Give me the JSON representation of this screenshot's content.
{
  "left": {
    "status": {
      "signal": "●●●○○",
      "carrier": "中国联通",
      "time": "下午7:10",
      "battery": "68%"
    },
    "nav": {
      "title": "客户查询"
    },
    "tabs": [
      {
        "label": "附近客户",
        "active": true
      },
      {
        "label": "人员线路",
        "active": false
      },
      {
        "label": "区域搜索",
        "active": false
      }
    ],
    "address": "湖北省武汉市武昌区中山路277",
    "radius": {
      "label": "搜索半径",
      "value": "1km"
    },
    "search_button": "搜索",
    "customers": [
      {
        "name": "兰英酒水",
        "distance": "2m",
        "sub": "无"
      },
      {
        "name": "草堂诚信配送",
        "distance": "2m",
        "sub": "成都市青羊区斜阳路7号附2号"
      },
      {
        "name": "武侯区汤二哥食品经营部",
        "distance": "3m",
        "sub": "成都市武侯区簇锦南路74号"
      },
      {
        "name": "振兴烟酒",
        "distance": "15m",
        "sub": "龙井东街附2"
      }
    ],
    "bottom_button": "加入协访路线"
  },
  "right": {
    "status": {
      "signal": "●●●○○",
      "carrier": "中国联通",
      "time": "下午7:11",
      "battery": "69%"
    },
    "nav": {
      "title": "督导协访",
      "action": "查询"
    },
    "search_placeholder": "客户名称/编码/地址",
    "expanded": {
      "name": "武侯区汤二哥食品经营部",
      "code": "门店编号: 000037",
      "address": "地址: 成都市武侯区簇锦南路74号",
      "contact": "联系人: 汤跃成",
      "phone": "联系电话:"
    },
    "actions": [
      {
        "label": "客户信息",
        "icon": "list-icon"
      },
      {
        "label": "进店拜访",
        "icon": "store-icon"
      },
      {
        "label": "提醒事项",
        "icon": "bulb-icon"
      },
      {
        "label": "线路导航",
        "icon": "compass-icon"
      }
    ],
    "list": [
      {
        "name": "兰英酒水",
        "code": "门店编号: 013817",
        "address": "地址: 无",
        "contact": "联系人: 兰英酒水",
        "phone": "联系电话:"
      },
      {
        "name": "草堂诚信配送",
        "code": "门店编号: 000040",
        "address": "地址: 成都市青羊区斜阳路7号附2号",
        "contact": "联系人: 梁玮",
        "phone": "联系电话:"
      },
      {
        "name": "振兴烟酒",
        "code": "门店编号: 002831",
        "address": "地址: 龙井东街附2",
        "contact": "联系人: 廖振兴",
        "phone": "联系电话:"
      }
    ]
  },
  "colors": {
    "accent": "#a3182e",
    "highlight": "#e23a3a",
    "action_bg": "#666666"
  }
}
# # # # #
Task to carry out ->
Repeat the material in full, exactly as it stands.

Expected output ->
Give me the JSON representation of this screenshot's content.
{
  "left": {
    "status": {
      "signal": "●●●○○",
      "carrier": "中国联通",
      "time": "下午7:10",
      "battery": "68%"
    },
    "nav": {
      "title": "客户查询"
    },
    "tabs": [
      {
        "label": "附近客户",
        "active": true
      },
      {
        "label": "人员线路",
        "active": false
      },
      {
        "label": "区域搜索",
        "active": false
      }
    ],
    "address": "湖北省武汉市武昌区中山路277",
    "radius": {
      "label": "搜索半径",
      "value": "1km"
    },
    "search_button": "搜索",
    "customers": [
      {
        "name": "兰英酒水",
        "distance": "2m",
        "sub": "无"
      },
      {
        "name": "草堂诚信配送",
        "distance": "2m",
        "sub": "成都市青羊区斜阳路7号附2号"
      },
      {
        "name": "武侯区汤二哥食品经营部",
        "distance": "3m",
        "sub": "成都市武侯区簇锦南路74号"
      },
      {
        "name": "振兴烟酒",
        "distance": "15m",
        "sub": "龙井东街附2"
      }
    ],
    "bottom_button": "加入协访路线"
  },
  "right": {
    "status": {
      "signal": "●●●○○",
      "carrier": "中国联通",
      "time": "下午7:11",
      "battery": "69%"
    },
    "nav": {
      "title": "督导协访",
      "action": "查询"
    },
    "search_placeholder": "客户名称/编码/地址",
    "expanded": {
      "name": "武侯区汤二哥食品经营部",
      "code": "门店编号: 000037",
      "address": "地址: 成都市武侯区簇锦南路74号",
      "contact": "联系人: 汤跃成",
      "phone": "联系电话:"
    },
    "actions": [
      {
        "label": "客户信息",
        "icon": "list-icon"
      },
      {
        "label": "进店拜访",
        "icon": "store-icon"
      },
      {
        "label": "提醒事项",
        "icon": "bulb-icon"
      },
      {
        "label": "线路导航",
        "icon": "compass-icon"
      }
    ],
    "list": [
      {
        "name": "兰英酒水",
        "code": "门店编号: 013817",
        "address": "地址: 无",
        "contact": "联系人: 兰英酒水",
        "phone": "联系电话:"
      },
      {
        "name": "草堂诚信配送",
        "code": "门店编号: 000040",
        "address": "地址: 成都市青羊区斜阳路7号附2号",
        "contact": "联系人: 梁玮",
        "phone": "联系电话:"
      },
      {
        "name": "振兴烟酒",
        "code": "门店编号: 002831",
        "address": "地址: 龙井东街附2",
        "contact": "联系人: 廖振兴",
        "phone": "联系电话:"
      }
    ]
  },
  "colors": {
    "accent": "#a3182e",
    "highlight": "#e23a3a",
    "action_bg": "#666666"
  }
}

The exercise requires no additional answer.